▸ **What is required**
Retype the listing that follows, word for word.

▸ **Material supplied**
^^^^^^^^^^^^^^^^
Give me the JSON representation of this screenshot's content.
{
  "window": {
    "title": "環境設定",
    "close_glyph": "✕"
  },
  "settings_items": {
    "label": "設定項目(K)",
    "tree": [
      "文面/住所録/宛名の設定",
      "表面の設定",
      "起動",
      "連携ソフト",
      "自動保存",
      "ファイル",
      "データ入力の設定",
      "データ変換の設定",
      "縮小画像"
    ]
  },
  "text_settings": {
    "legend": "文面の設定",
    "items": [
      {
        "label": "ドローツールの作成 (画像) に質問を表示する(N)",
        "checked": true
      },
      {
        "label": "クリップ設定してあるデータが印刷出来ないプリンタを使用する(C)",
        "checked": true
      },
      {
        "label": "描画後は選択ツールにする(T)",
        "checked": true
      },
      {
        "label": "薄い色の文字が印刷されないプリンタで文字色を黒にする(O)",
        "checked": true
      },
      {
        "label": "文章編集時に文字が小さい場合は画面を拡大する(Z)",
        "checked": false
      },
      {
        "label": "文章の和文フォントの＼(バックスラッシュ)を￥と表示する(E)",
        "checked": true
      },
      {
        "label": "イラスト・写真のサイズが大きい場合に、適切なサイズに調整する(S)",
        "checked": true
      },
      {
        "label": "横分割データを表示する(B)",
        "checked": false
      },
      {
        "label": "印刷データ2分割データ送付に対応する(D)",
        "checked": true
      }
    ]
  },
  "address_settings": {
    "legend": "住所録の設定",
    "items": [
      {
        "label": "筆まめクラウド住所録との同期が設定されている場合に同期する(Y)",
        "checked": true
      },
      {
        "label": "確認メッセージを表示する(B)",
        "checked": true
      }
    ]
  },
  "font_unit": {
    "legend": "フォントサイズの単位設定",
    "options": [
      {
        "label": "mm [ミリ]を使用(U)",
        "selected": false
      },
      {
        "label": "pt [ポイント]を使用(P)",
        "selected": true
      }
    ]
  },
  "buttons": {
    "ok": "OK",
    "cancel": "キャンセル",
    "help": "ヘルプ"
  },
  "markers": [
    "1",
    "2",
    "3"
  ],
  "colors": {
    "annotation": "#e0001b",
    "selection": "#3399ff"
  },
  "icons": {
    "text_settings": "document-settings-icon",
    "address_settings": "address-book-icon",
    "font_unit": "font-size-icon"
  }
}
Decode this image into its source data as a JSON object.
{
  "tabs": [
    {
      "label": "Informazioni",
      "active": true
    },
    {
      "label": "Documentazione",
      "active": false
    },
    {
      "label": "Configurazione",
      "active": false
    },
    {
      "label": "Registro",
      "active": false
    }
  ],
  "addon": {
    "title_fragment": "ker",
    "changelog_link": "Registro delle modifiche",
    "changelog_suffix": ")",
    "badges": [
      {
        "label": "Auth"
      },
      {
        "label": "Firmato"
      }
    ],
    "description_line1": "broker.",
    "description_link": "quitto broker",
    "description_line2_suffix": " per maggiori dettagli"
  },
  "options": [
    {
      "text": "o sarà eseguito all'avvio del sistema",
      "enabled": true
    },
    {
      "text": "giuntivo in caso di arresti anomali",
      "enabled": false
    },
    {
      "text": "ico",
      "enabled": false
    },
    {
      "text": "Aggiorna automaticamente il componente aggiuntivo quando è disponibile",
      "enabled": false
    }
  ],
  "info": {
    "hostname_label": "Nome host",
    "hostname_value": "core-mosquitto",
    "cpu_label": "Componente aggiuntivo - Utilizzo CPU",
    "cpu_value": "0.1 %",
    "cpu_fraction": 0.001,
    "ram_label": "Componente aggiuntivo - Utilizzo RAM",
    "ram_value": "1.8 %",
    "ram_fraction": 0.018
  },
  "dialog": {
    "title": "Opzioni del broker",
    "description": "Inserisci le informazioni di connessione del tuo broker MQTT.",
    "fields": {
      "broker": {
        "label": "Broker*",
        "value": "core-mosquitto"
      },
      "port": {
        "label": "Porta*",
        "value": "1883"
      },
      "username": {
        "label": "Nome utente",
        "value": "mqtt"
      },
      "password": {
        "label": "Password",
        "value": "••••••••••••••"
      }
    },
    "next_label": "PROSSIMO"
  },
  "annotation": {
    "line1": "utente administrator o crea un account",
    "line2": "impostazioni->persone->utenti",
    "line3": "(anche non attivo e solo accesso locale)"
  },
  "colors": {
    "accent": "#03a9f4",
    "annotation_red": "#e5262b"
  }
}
^^^^^^^^^^^^^^^^
▸ **Response below**
Give me the JSON representation of this screenshot's content.
{
  "window": {
    "title": "環境設定",
    "close_glyph": "✕"
  },
  "settings_items": {
    "label": "設定項目(K)",
    "tree": [
      "文面/住所録/宛名の設定",
      "表面の設定",
      "起動",
      "連携ソフト",
      "自動保存",
      "ファイル",
      "データ入力の設定",
      "データ変換の設定",
      "縮小画像"
    ]
  },
  "text_settings": {
    "legend": "文面の設定",
    "items": [
      {
        "label": "ドローツールの作成 (画像) に質問を表示する(N)",
        "checked": true
      },
      {
        "label": "クリップ設定してあるデータが印刷出来ないプリンタを使用する(C)",
        "checked": true
      },
      {
        "label": "描画後は選択ツールにする(T)",
        "checked": true
      },
      {
        "label": "薄い色の文字が印刷されないプリンタで文字色を黒にする(O)",
        "checked": true
      },
      {
        "label": "文章編集時に文字が小さい場合は画面を拡大する(Z)",
        "checked": false
      },
      {
        "label": "文章の和文フォントの＼(バックスラッシュ)を￥と表示する(E)",
        "checked": true
      },
      {
        "label": "イラスト・写真のサイズが大きい場合に、適切なサイズに調整する(S)",
        "checked": true
      },
      {
        "label": "横分割データを表示する(B)",
        "checked": false
      },
      {
        "label": "印刷データ2分割データ送付に対応する(D)",
        "checked": true
      }
    ]
  },
  "address_settings": {
    "legend": "住所録の設定",
    "items": [
      {
        "label": "筆まめクラウド住所録との同期が設定されている場合に同期する(Y)",
        "checked": true
      },
      {
        "label": "確認メッセージを表示する(B)",
        "checked": true
      }
    ]
  },
  "font_unit": {
    "legend": "フォントサイズの単位設定",
    "options": [
      {
        "label": "mm [ミリ]を使用(U)",
        "selected": false
      },
      {
        "label": "pt [ポイント]を使用(P)",
        "selected": true
      }
    ]
  },
  "buttons": {
    "ok": "OK",
    "cancel": "キャンセル",
    "help": "ヘルプ"
  },
  "markers": [
    "1",
    "2",
    "3"
  ],
  "colors": {
    "annotation": "#e0001b",
    "selection": "#3399ff"
  },
  "icons": {
    "text_settings": "document-settings-icon",
    "address_settings": "address-book-icon",
    "font_unit": "font-size-icon"
  }
}
Decode this image into its source data as a JSON object.
{
  "tabs": [
    {
      "label": "Informazioni",
      "active": true
    },
    {
      "label": "Documentazione",
      "active": false
    },
    {
      "label": "Configurazione",
      "active": false
    },
    {
      "label": "Registro",
      "active": false
    }
  ],
  "addon": {
    "title_fragment": "ker",
    "changelog_link": "Registro delle modifiche",
    "changelog_suffix": ")",
    "badges": [
      {
        "label": "Auth"
      },
      {
        "label": "Firmato"
      }
    ],
    "description_line1": "broker.",
    "description_link": "quitto broker",
    "description_line2_suffix": " per maggiori dettagli"
  },
  "options": [
    {
      "text": "o sarà eseguito all'avvio del sistema",
      "enabled": true
    },
    {
      "text": "giuntivo in caso di arresti anomali",
      "enabled": false
    },
    {
      "text": "ico",
      "enabled": false
    },
    {
      "text": "Aggiorna automaticamente il componente aggiuntivo quando è disponibile",
      "enabled": false
    }
  ],
  "info": {
    "hostname_label": "Nome host",
    "hostname_value": "core-mosquitto",
    "cpu_label": "Componente aggiuntivo - Utilizzo CPU",
    "cpu_value": "0.1 %",
    "cpu_fraction": 0.001,
    "ram_label": "Componente aggiuntivo - Utilizzo RAM",
    "ram_value": "1.8 %",
    "ram_fraction": 0.018
  },
  "dialog": {
    "title": "Opzioni del broker",
    "description": "Inserisci le informazioni di connessione del tuo broker MQTT.",
    "fields": {
      "broker": {
        "label": "Broker*",
        "value": "core-mosquitto"
      },
      "port": {
        "label": "Porta*",
        "value": "1883"
      },
      "username": {
        "label": "Nome utente",
        "value": "mqtt"
      },
      "password": {
        "label": "Password",
        "value": "••••••••••••••"
      }
    },
    "next_label": "PROSSIMO"
  },
  "annotation": {
    "line1": "utente administrator o crea un account",
    "line2": "impostazioni->persone->utenti",
    "line3": "(anche non attivo e solo accesso locale)"
  },
  "colors": {
    "accent": "#03a9f4",
    "annotation_red": "#e5262b"
  }
}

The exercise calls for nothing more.